*The exercise*
Which lines in the material below contain the word "Average"? Copy each of them.

*Material to process*
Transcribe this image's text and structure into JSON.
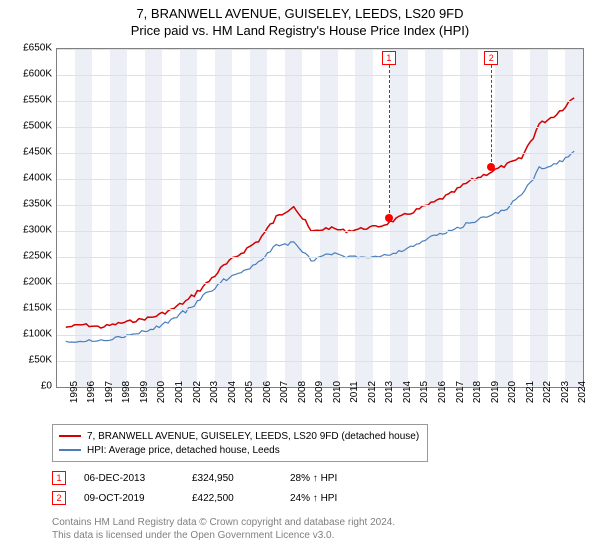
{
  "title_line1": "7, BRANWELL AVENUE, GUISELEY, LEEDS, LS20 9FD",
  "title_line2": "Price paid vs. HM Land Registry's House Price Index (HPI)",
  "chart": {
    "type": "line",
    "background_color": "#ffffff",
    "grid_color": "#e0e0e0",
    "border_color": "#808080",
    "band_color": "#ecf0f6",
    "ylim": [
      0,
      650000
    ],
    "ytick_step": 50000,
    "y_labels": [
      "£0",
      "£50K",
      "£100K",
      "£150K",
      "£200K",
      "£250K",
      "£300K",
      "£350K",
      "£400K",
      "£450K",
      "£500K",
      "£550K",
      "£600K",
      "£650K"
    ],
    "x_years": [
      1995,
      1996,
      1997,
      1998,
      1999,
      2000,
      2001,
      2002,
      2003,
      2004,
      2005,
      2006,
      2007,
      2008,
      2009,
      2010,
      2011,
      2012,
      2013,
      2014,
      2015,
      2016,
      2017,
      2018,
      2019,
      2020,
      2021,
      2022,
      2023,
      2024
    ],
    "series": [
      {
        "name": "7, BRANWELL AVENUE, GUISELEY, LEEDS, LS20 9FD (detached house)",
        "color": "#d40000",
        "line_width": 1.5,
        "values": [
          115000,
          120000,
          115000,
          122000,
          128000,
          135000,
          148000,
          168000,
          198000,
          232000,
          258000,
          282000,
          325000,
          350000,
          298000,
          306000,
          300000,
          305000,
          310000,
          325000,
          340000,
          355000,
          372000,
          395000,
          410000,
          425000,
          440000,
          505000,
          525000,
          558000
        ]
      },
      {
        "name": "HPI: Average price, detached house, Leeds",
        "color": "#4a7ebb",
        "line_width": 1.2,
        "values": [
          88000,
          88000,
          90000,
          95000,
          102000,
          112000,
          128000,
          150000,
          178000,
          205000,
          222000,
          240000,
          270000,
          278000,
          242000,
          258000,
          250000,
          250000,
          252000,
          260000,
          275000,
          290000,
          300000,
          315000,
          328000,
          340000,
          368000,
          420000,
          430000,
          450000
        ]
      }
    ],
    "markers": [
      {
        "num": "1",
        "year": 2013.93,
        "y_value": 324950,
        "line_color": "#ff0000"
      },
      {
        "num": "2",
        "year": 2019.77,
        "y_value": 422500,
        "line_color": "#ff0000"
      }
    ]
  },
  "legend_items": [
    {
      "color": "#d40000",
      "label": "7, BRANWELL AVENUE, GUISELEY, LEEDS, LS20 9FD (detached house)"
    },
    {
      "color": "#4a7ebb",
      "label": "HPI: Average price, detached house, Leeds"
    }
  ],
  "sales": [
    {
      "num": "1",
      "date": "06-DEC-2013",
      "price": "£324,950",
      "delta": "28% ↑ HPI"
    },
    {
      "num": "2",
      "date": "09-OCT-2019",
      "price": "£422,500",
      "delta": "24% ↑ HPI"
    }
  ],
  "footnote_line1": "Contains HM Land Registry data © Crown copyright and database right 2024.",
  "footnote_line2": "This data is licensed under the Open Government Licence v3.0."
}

*Reply*
        "name": "HPI: Average price, detached house, Leeds",
      "label": "HPI: Average price, detached house, Leeds"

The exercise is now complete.